=== Your objective ===
What follows is a listing; give it again exactly, in its entirety.
====
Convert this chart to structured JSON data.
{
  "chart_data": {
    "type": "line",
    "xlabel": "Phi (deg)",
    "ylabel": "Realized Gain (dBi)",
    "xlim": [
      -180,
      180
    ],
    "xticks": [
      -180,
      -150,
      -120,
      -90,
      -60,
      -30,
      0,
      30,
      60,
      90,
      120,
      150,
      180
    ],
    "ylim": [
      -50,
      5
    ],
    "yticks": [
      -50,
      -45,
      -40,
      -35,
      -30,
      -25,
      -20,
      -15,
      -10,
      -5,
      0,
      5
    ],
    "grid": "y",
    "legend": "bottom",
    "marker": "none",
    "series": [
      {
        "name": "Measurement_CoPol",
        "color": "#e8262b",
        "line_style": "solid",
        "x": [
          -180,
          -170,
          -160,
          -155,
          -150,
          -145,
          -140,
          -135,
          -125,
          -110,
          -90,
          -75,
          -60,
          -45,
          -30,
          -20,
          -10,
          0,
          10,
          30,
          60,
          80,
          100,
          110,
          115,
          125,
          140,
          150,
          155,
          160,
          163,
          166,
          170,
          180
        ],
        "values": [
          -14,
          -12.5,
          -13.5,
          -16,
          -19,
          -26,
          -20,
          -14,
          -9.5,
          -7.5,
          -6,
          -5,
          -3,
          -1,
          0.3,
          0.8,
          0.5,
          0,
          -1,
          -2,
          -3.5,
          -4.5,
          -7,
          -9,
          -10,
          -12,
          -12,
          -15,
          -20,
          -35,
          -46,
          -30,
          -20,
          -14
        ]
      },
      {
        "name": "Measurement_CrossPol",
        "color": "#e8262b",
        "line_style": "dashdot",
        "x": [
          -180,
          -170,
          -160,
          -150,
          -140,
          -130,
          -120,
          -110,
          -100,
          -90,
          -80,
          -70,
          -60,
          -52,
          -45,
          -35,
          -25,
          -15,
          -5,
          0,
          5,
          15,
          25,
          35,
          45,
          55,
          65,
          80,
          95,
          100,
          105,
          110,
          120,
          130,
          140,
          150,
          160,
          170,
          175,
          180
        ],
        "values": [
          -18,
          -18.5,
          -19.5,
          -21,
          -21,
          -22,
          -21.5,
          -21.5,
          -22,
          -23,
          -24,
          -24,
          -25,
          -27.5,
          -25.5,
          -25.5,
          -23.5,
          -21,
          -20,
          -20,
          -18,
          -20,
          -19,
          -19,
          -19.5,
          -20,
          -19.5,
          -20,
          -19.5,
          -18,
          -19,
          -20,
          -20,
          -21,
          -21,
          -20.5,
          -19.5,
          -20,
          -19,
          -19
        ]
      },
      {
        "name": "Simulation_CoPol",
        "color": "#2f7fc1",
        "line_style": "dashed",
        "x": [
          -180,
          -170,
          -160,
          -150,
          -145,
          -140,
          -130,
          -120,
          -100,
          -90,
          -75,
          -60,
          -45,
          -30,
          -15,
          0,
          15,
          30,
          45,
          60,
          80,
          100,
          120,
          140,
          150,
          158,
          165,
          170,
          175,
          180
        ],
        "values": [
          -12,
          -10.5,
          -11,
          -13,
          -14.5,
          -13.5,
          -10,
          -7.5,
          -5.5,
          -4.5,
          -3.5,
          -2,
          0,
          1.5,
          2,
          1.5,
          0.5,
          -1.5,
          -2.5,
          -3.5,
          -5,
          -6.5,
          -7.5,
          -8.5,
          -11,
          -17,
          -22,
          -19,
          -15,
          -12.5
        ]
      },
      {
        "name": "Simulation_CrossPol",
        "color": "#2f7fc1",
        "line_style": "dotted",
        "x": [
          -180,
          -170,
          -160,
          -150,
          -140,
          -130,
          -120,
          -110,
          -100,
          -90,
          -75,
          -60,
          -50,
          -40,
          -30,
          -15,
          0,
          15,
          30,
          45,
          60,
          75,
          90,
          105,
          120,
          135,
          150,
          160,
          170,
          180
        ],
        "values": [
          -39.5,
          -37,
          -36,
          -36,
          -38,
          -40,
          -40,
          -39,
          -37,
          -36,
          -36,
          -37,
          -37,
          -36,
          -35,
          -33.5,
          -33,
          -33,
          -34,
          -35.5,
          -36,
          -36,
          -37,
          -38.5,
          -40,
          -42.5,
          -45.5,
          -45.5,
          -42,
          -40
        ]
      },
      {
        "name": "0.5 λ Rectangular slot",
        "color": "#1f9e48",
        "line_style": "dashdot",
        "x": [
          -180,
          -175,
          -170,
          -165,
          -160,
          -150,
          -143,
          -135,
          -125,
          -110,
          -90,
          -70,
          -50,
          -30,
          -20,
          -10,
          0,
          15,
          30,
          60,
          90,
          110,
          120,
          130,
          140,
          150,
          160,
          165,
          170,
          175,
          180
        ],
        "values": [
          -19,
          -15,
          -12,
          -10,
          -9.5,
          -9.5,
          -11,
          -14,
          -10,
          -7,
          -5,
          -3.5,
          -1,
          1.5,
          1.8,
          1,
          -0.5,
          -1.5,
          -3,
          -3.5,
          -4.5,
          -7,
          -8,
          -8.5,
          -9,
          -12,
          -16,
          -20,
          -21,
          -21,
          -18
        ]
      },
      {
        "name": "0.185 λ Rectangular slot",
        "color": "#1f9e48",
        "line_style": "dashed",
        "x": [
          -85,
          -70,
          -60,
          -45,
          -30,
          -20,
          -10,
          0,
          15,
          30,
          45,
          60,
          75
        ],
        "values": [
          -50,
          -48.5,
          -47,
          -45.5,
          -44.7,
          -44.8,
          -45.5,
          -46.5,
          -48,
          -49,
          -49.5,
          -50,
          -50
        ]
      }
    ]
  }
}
====
=== Result for this exercise ===
Convert this chart to structured JSON data.
{
  "chart_data": {
    "type": "line",
    "xlabel": "Phi (deg)",
    "ylabel": "Realized Gain (dBi)",
    "xlim": [
      -180,
      180
    ],
    "xticks": [
      -180,
      -150,
      -120,
      -90,
      -60,
      -30,
      0,
      30,
      60,
      90,
      120,
      150,
      180
    ],
    "ylim": [
      -50,
      5
    ],
    "yticks": [
      -50,
      -45,
      -40,
      -35,
      -30,
      -25,
      -20,
      -15,
      -10,
      -5,
      0,
      5
    ],
    "grid": "y",
    "legend": "bottom",
    "marker": "none",
    "series": [
      {
        "name": "Measurement_CoPol",
        "color": "#e8262b",
        "line_style": "solid",
        "x": [
          -180,
          -170,
          -160,
          -155,
          -150,
          -145,
          -140,
          -135,
          -125,
          -110,
          -90,
          -75,
          -60,
          -45,
          -30,
          -20,
          -10,
          0,
          10,
          30,
          60,
          80,
          100,
          110,
          115,
          125,
          140,
          150,
          155,
          160,
          163,
          166,
          170,
          180
        ],
        "values": [
          -14,
          -12.5,
          -13.5,
          -16,
          -19,
          -26,
          -20,
          -14,
          -9.5,
          -7.5,
          -6,
          -5,
          -3,
          -1,
          0.3,
          0.8,
          0.5,
          0,
          -1,
          -2,
          -3.5,
          -4.5,
          -7,
          -9,
          -10,
          -12,
          -12,
          -15,
          -20,
          -35,
          -46,
          -30,
          -20,
          -14
        ]
      },
      {
        "name": "Measurement_CrossPol",
        "color": "#e8262b",
        "line_style": "dashdot",
        "x": [
          -180,
          -170,
          -160,
          -150,
          -140,
          -130,
          -120,
          -110,
          -100,
          -90,
          -80,
          -70,
          -60,
          -52,
          -45,
          -35,
          -25,
          -15,
          -5,
          0,
          5,
          15,
          25,
          35,
          45,
          55,
          65,
          80,
          95,
          100,
          105,
          110,
          120,
          130,
          140,
          150,
          160,
          170,
          175,
          180
        ],
        "values": [
          -18,
          -18.5,
          -19.5,
          -21,
          -21,
          -22,
          -21.5,
          -21.5,
          -22,
          -23,
          -24,
          -24,
          -25,
          -27.5,
          -25.5,
          -25.5,
          -23.5,
          -21,
          -20,
          -20,
          -18,
          -20,
          -19,
          -19,
          -19.5,
          -20,
          -19.5,
          -20,
          -19.5,
          -18,
          -19,
          -20,
          -20,
          -21,
          -21,
          -20.5,
          -19.5,
          -20,
          -19,
          -19
        ]
      },
      {
        "name": "Simulation_CoPol",
        "color": "#2f7fc1",
        "line_style": "dashed",
        "x": [
          -180,
          -170,
          -160,
          -150,
          -145,
          -140,
          -130,
          -120,
          -100,
          -90,
          -75,
          -60,
          -45,
          -30,
          -15,
          0,
          15,
          30,
          45,
          60,
          80,
          100,
          120,
          140,
          150,
          158,
          165,
          170,
          175,
          180
        ],
        "values": [
          -12,
          -10.5,
          -11,
          -13,
          -14.5,
          -13.5,
          -10,
          -7.5,
          -5.5,
          -4.5,
          -3.5,
          -2,
          0,
          1.5,
          2,
          1.5,
          0.5,
          -1.5,
          -2.5,
          -3.5,
          -5,
          -6.5,
          -7.5,
          -8.5,
          -11,
          -17,
          -22,
          -19,
          -15,
          -12.5
        ]
      },
      {
        "name": "Simulation_CrossPol",
        "color": "#2f7fc1",
        "line_style": "dotted",
        "x": [
          -180,
          -170,
          -160,
          -150,
          -140,
          -130,
          -120,
          -110,
          -100,
          -90,
          -75,
          -60,
          -50,
          -40,
          -30,
          -15,
          0,
          15,
          30,
          45,
          60,
          75,
          90,
          105,
          120,
          135,
          150,
          160,
          170,
          180
        ],
        "values": [
          -39.5,
          -37,
          -36,
          -36,
          -38,
          -40,
          -40,
          -39,
          -37,
          -36,
          -36,
          -37,
          -37,
          -36,
          -35,
          -33.5,
          -33,
          -33,
          -34,
          -35.5,
          -36,
          -36,
          -37,
          -38.5,
          -40,
          -42.5,
          -45.5,
          -45.5,
          -42,
          -40
        ]
      },
      {
        "name": "0.5 λ Rectangular slot",
        "color": "#1f9e48",
        "line_style": "dashdot",
        "x": [
          -180,
          -175,
          -170,
          -165,
          -160,
          -150,
          -143,
          -135,
          -125,
          -110,
          -90,
          -70,
          -50,
          -30,
          -20,
          -10,
          0,
          15,
          30,
          60,
          90,
          110,
          120,
          130,
          140,
          150,
          160,
          165,
          170,
          175,
          180
        ],
        "values": [
          -19,
          -15,
          -12,
          -10,
          -9.5,
          -9.5,
          -11,
          -14,
          -10,
          -7,
          -5,
          -3.5,
          -1,
          1.5,
          1.8,
          1,
          -0.5,
          -1.5,
          -3,
          -3.5,
          -4.5,
          -7,
          -8,
          -8.5,
          -9,
          -12,
          -16,
          -20,
          -21,
          -21,
          -18
        ]
      },
      {
        "name": "0.185 λ Rectangular slot",
        "color": "#1f9e48",
        "line_style": "dashed",
        "x": [
          -85,
          -70,
          -60,
          -45,
          -30,
          -20,
          -10,
          0,
          15,
          30,
          45,
          60,
          75
        ],
        "values": [
          -50,
          -48.5,
          -47,
          -45.5,
          -44.7,
          -44.8,
          -45.5,
          -46.5,
          -48,
          -49,
          -49.5,
          -50,
          -50
        ]
      }
    ]
  }
}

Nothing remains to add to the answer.